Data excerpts
____________
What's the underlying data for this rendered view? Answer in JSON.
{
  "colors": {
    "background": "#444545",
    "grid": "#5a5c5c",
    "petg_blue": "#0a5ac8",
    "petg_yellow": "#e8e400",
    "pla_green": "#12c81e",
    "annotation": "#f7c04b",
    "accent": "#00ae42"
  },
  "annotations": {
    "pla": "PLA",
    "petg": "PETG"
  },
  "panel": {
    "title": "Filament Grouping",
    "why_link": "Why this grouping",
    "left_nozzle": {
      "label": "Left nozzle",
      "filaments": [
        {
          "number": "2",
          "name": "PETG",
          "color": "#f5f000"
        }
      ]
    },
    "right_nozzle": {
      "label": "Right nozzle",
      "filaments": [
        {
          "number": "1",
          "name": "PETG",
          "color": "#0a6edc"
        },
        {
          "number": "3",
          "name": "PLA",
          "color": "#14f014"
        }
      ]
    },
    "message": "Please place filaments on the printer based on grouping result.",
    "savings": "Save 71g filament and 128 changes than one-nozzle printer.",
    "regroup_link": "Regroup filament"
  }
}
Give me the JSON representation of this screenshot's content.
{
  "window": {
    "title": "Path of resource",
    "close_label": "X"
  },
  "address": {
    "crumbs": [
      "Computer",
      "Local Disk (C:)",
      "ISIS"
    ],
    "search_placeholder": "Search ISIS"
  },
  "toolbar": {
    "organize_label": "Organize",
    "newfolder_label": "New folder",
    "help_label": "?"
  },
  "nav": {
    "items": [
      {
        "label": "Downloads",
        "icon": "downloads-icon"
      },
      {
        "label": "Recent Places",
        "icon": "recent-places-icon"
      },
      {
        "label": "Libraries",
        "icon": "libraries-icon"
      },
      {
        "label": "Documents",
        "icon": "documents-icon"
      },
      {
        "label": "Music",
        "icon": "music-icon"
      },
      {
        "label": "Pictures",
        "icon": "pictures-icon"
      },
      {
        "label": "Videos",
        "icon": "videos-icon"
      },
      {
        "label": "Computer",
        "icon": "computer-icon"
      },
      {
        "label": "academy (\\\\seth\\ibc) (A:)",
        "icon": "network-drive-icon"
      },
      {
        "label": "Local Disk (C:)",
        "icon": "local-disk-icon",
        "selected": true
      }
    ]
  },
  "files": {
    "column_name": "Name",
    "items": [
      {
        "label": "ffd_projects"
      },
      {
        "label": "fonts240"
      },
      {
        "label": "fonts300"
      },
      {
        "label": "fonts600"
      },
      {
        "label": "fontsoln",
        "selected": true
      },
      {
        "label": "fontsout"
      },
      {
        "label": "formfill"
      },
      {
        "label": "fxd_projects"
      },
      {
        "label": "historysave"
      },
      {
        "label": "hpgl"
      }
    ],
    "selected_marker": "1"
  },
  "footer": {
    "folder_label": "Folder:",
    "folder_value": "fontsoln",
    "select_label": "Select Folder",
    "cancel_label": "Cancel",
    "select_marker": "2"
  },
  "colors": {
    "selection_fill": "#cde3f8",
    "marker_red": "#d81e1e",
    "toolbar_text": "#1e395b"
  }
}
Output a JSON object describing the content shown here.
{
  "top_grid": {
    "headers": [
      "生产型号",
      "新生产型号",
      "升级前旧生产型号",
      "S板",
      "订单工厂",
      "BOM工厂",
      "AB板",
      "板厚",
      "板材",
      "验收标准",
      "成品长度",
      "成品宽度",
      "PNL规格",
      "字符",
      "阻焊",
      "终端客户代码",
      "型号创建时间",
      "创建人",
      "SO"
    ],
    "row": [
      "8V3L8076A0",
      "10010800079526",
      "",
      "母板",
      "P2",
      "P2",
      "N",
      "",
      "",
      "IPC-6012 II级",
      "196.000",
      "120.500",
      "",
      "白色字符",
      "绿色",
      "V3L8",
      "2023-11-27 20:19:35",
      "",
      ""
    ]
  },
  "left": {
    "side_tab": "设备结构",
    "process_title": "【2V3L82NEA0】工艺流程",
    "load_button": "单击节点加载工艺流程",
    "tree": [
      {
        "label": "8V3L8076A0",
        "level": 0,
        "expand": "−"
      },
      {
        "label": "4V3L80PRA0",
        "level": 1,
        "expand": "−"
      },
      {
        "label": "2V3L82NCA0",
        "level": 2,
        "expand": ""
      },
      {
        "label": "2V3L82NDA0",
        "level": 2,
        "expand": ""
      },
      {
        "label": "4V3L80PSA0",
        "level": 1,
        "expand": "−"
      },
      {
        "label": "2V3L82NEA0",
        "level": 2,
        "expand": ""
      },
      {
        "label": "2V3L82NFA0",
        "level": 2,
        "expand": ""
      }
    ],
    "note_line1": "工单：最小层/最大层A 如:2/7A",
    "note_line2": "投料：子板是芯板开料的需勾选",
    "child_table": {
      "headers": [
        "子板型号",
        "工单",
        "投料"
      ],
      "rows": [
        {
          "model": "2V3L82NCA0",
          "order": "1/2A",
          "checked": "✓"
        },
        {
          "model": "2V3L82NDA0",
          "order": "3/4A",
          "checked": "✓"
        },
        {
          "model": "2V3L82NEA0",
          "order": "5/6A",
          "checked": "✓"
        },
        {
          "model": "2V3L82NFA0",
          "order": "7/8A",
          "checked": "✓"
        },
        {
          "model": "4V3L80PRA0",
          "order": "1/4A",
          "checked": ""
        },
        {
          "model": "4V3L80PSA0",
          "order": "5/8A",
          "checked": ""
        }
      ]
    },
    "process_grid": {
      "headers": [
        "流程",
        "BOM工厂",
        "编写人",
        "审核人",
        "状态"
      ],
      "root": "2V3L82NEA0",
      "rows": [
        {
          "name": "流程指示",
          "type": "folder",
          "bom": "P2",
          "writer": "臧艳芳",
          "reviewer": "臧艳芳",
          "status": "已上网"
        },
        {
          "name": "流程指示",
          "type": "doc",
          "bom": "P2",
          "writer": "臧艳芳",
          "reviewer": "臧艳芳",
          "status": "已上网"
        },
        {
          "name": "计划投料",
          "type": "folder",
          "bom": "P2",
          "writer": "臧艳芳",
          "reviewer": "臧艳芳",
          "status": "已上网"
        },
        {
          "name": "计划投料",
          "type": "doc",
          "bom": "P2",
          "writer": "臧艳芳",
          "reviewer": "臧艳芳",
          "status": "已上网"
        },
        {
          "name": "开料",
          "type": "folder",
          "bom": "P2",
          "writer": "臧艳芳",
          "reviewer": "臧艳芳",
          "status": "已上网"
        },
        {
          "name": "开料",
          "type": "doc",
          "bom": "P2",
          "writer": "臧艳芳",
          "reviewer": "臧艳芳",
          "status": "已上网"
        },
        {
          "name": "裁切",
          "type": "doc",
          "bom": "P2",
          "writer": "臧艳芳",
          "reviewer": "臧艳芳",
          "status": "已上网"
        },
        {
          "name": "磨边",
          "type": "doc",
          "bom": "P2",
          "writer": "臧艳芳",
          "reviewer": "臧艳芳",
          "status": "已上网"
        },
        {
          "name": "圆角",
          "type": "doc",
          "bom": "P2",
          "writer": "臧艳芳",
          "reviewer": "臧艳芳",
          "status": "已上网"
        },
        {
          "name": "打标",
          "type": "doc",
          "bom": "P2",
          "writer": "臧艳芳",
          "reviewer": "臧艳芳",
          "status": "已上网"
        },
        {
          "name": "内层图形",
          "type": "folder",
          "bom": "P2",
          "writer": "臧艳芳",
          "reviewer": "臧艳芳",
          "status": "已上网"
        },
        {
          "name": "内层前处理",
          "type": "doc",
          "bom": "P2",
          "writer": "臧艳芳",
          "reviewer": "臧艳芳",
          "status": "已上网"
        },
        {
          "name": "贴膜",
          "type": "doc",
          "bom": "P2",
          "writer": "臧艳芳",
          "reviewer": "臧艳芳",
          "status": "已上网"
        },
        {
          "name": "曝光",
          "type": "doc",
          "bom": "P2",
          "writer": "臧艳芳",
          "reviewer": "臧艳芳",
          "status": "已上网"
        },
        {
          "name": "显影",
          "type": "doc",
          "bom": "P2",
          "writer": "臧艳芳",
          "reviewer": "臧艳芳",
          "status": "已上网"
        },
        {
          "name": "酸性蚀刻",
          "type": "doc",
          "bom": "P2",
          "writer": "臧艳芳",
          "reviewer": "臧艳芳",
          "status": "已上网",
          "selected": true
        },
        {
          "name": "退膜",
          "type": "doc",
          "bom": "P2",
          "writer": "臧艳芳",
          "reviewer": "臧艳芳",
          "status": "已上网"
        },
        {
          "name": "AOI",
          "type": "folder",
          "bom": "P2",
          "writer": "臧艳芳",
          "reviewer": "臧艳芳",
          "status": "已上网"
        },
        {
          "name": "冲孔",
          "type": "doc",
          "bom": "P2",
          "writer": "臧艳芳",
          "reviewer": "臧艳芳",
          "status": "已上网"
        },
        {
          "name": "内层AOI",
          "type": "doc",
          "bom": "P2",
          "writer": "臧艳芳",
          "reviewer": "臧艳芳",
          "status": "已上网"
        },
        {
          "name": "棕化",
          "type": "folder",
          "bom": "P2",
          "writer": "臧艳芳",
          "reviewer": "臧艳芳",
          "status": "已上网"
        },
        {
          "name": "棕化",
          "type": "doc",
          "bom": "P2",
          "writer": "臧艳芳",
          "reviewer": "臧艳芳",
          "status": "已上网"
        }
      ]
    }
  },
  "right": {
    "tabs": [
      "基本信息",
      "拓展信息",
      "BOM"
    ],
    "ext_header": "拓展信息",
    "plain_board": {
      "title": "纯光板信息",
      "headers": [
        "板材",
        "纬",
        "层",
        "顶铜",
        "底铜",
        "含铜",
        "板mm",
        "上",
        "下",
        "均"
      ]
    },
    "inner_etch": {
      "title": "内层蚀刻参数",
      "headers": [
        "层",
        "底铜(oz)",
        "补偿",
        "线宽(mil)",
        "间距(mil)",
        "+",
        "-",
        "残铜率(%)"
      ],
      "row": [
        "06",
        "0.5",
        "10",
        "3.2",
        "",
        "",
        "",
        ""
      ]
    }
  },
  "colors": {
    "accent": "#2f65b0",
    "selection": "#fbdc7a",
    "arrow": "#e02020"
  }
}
____________
# [Task]
From the entries above, copy every line that holds the word "content".

# [Exercise result]
Give me the JSON representation of this screenshot's content.
Output a JSON object describing the content shown here.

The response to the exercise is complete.